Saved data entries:
⁂

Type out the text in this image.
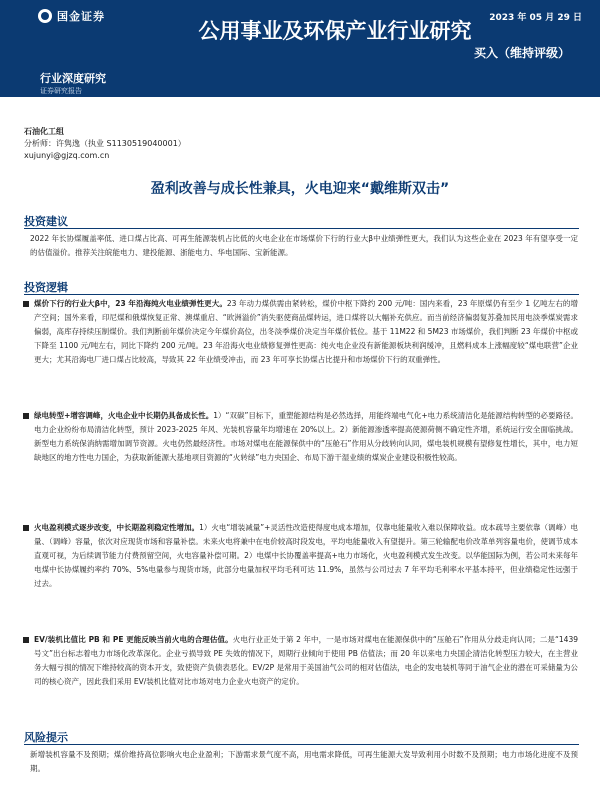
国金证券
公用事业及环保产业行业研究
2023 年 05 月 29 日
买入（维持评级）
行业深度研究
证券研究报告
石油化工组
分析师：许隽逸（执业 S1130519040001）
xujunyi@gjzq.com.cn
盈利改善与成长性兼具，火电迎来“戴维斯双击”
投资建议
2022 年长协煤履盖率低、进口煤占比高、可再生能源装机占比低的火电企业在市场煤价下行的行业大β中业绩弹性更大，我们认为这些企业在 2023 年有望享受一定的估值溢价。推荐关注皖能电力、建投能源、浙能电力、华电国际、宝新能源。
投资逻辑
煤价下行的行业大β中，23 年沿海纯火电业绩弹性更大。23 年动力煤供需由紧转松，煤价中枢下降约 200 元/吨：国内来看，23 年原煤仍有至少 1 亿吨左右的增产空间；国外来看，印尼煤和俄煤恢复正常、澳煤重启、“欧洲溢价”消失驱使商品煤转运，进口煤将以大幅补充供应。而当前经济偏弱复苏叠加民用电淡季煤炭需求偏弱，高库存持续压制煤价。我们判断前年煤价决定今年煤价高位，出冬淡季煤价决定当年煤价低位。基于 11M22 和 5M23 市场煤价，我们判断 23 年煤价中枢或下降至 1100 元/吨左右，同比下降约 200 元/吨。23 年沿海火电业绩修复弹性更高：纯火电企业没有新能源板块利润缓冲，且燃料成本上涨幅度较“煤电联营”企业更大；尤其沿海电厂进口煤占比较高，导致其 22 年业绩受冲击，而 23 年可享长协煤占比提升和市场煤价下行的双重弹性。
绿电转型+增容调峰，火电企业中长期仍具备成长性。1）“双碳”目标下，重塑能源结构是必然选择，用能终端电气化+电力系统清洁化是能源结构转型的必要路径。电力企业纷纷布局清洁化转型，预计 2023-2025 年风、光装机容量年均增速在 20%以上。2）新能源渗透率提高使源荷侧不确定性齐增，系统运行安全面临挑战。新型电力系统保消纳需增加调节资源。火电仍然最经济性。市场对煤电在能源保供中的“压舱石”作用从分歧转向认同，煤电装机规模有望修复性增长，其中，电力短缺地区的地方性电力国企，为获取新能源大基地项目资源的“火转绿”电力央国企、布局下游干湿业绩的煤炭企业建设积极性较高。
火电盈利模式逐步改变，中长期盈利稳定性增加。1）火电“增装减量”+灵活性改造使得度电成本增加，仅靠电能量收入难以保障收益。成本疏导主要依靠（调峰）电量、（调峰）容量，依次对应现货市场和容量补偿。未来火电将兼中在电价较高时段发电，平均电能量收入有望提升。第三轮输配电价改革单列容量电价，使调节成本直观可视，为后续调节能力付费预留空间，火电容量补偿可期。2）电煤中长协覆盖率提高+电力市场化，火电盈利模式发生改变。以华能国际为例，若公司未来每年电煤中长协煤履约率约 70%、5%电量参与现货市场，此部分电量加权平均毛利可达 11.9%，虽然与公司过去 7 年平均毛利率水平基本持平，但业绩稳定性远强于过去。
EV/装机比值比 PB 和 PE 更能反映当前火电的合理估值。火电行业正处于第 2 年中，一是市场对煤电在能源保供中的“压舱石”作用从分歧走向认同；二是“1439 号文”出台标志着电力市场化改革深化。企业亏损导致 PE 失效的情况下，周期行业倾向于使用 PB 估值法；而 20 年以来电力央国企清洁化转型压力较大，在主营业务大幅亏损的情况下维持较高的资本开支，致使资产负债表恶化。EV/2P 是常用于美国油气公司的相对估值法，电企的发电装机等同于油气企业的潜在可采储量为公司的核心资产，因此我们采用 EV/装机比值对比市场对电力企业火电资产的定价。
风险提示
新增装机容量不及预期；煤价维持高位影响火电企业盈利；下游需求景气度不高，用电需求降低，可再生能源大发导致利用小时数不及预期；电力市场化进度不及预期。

⁂

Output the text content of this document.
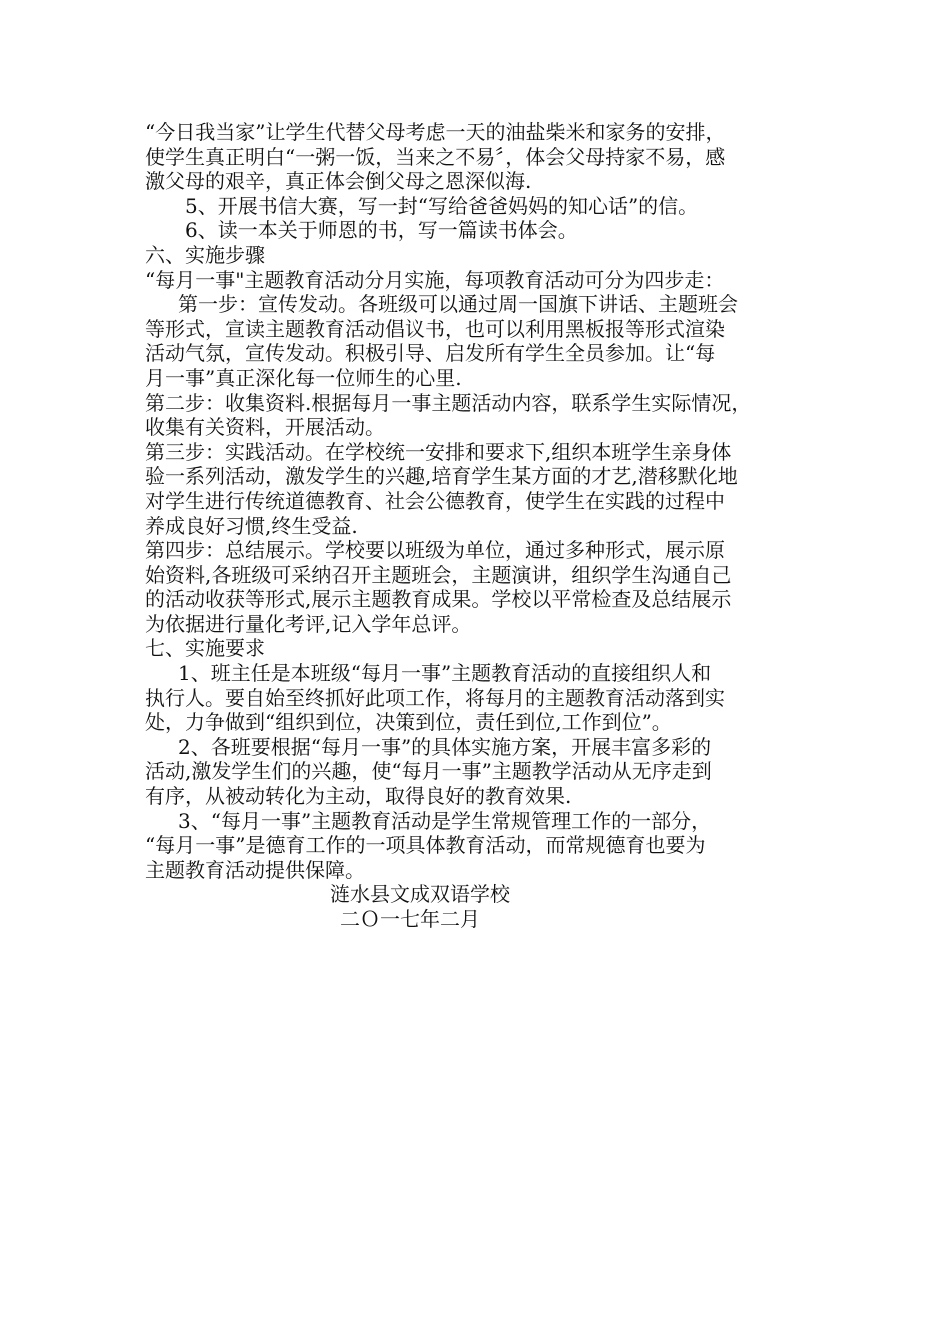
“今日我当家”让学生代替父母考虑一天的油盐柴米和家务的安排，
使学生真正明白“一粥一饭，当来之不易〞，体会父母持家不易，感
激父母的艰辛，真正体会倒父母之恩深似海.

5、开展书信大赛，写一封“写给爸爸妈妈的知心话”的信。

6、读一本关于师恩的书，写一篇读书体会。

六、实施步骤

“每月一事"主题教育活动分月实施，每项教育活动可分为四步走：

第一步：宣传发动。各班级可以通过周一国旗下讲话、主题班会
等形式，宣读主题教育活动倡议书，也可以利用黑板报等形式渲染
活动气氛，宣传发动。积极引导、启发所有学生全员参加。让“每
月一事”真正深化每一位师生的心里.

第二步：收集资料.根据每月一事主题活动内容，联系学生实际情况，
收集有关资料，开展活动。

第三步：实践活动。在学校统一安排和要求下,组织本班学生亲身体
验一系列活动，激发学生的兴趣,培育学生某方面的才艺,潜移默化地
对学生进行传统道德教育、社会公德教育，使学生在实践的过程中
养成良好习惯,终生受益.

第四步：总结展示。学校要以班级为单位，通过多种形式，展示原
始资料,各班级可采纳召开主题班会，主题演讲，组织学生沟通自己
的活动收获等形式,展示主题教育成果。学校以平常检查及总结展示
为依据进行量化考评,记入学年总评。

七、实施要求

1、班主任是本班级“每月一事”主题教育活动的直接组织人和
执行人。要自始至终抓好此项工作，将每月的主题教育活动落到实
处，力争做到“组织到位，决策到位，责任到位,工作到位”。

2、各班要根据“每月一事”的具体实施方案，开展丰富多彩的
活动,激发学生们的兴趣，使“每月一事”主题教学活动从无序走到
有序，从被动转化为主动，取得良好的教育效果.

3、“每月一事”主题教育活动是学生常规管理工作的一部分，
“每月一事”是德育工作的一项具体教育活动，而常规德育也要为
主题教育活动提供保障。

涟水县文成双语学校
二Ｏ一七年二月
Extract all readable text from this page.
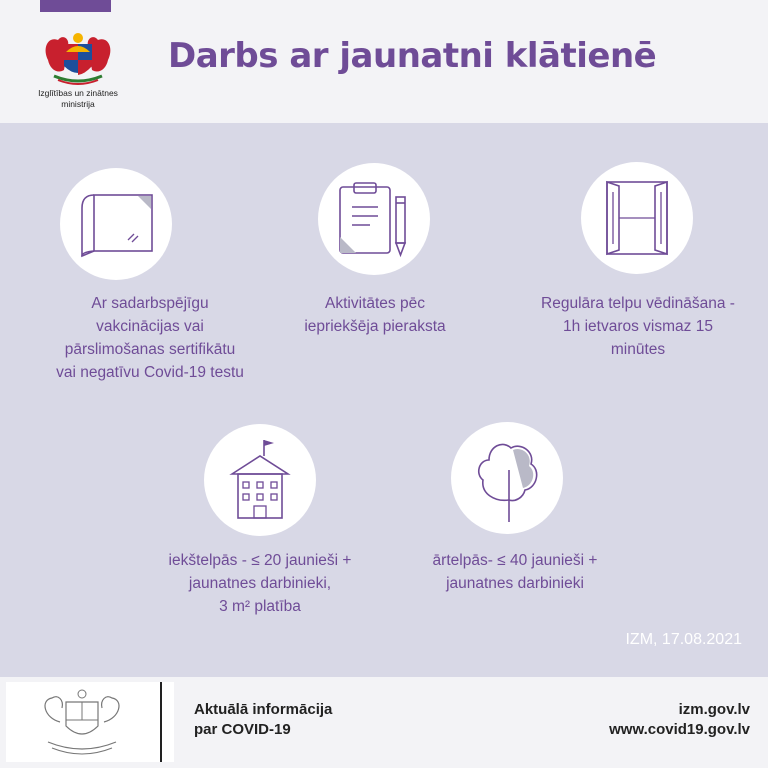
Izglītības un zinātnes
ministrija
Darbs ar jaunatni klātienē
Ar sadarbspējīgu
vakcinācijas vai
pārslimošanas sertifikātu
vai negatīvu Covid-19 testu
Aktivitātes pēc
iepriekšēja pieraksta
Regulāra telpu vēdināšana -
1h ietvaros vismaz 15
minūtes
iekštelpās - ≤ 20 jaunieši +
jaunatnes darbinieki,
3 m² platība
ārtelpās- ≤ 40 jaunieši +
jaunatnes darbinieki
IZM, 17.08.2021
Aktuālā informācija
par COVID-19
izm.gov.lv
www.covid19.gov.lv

⁂

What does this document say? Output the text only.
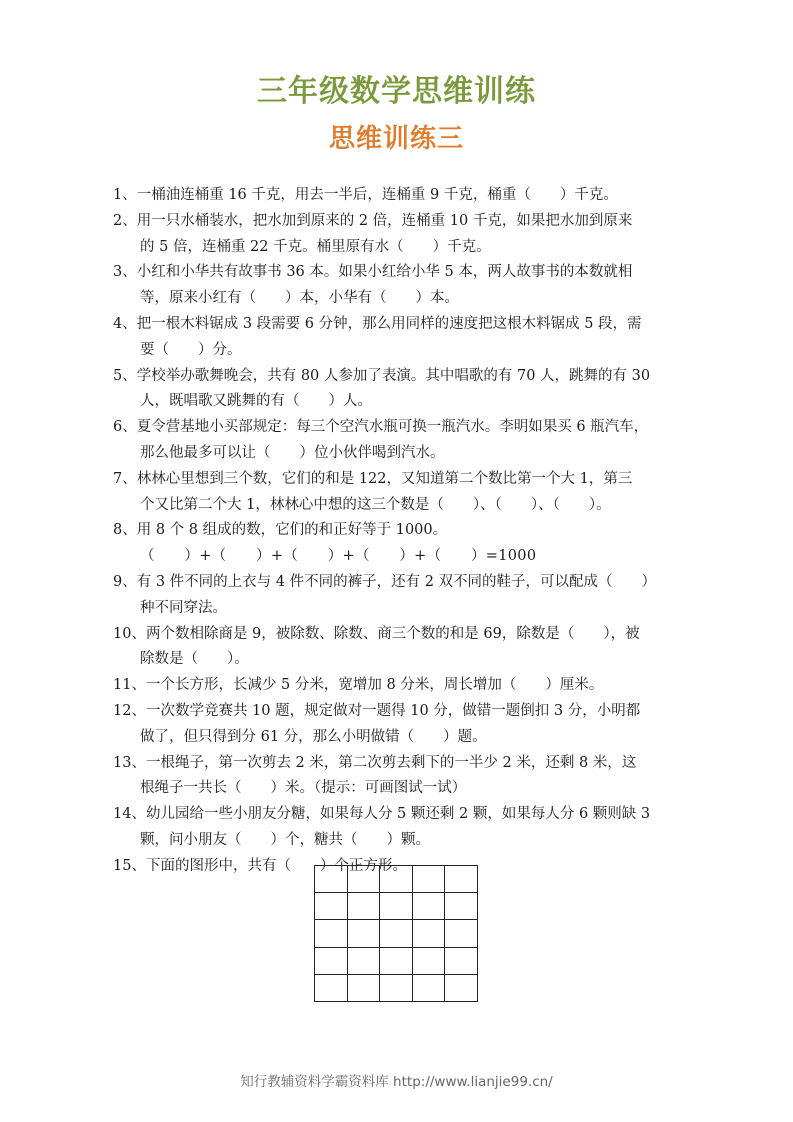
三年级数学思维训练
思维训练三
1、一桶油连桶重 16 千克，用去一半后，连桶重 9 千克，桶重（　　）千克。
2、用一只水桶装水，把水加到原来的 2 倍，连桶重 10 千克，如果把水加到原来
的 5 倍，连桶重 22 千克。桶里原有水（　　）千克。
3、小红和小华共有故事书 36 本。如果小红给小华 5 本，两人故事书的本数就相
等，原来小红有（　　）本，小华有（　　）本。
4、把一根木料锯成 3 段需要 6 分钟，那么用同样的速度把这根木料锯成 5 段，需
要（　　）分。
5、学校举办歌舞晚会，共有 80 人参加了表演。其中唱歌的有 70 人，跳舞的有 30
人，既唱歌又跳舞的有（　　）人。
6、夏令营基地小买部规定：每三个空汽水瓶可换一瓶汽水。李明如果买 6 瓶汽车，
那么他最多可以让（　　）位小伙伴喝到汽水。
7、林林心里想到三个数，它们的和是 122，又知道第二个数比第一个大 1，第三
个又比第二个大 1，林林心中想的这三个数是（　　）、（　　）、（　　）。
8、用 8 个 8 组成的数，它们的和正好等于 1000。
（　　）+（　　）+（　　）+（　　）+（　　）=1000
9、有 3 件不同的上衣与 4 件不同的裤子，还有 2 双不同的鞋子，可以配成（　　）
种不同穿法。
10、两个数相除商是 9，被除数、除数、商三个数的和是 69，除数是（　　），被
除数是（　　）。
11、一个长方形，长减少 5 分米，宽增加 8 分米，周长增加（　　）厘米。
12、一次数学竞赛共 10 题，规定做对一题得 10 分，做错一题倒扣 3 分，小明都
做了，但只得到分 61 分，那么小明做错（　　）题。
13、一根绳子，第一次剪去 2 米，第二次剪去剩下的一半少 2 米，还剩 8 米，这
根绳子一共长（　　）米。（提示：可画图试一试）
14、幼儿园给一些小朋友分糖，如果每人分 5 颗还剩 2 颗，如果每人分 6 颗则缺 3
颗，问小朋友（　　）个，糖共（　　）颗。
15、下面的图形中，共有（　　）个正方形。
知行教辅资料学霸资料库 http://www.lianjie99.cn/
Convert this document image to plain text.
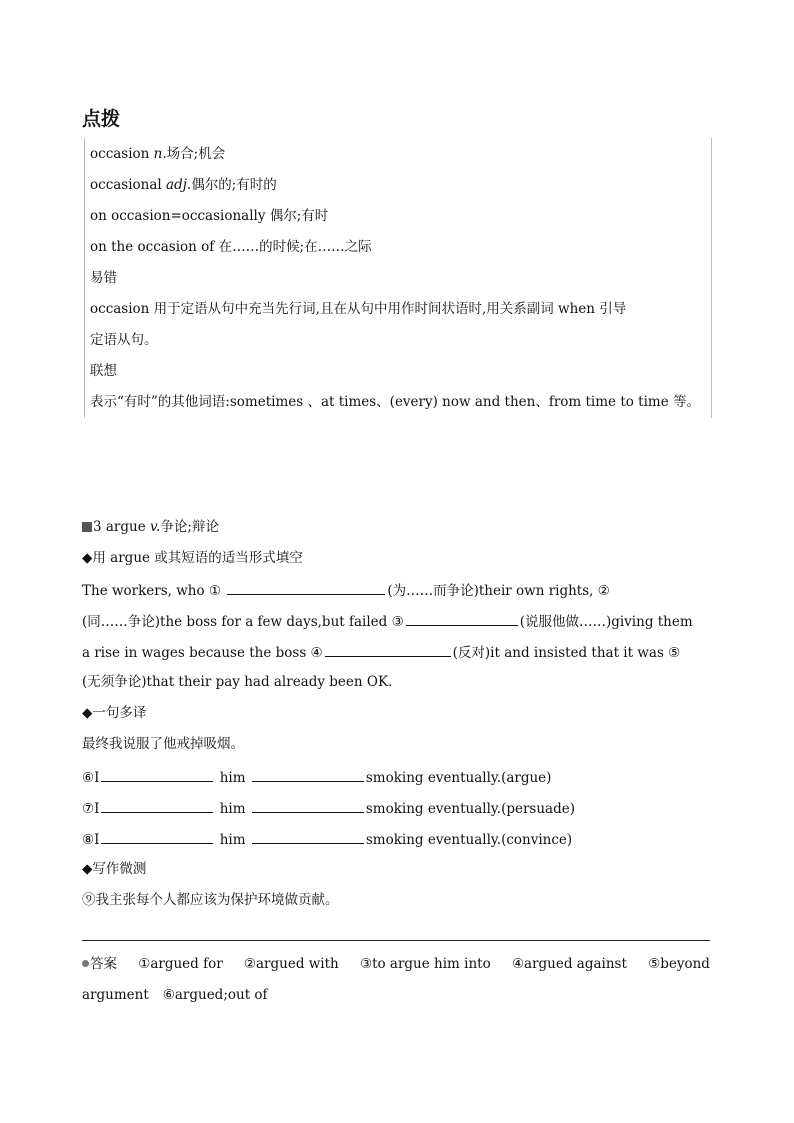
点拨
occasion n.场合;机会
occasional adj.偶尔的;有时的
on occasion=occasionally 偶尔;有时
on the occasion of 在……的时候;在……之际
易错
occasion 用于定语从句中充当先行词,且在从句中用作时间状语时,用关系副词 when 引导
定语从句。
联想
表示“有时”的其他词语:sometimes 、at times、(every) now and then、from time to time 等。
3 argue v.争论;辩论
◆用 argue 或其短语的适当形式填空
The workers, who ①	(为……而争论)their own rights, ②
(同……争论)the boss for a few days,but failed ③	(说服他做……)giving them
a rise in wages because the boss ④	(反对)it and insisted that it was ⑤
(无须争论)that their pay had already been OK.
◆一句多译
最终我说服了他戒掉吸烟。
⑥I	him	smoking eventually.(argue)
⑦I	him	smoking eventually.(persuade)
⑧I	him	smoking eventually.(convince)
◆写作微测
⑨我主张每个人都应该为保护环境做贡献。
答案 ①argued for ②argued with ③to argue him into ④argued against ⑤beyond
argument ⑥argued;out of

⁂

→ **Written instruction**
Show every line of the listing in which the string "jaunieši" can be found.

→ **Answer to the problem**
iekštelpās - ≤ 20 jaunieši +
ārtelpās- ≤ 40 jaunieši +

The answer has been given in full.